==== Given records ====

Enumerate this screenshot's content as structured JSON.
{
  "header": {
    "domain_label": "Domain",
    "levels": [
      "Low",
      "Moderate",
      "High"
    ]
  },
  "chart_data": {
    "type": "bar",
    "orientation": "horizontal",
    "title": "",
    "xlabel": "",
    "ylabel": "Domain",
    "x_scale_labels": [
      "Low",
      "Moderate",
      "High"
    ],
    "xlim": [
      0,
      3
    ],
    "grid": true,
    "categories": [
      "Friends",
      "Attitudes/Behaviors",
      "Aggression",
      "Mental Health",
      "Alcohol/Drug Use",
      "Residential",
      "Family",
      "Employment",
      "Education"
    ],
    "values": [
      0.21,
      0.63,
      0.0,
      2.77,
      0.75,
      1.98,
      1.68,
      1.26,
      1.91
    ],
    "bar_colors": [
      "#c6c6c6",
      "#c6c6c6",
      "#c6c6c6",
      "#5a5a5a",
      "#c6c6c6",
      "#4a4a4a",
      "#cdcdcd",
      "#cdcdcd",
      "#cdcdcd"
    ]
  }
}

====

■ **Exercise goal**:
Extract the data in full. Keep it word for word.

■ **Solved problem**:
Enumerate this screenshot's content as structured JSON.
{
  "header": {
    "domain_label": "Domain",
    "levels": [
      "Low",
      "Moderate",
      "High"
    ]
  },
  "chart_data": {
    "type": "bar",
    "orientation": "horizontal",
    "title": "",
    "xlabel": "",
    "ylabel": "Domain",
    "x_scale_labels": [
      "Low",
      "Moderate",
      "High"
    ],
    "xlim": [
      0,
      3
    ],
    "grid": true,
    "categories": [
      "Friends",
      "Attitudes/Behaviors",
      "Aggression",
      "Mental Health",
      "Alcohol/Drug Use",
      "Residential",
      "Family",
      "Employment",
      "Education"
    ],
    "values": [
      0.21,
      0.63,
      0.0,
      2.77,
      0.75,
      1.98,
      1.68,
      1.26,
      1.91
    ],
    "bar_colors": [
      "#c6c6c6",
      "#c6c6c6",
      "#c6c6c6",
      "#5a5a5a",
      "#c6c6c6",
      "#4a4a4a",
      "#cdcdcd",
      "#cdcdcd",
      "#cdcdcd"
    ]
  }
}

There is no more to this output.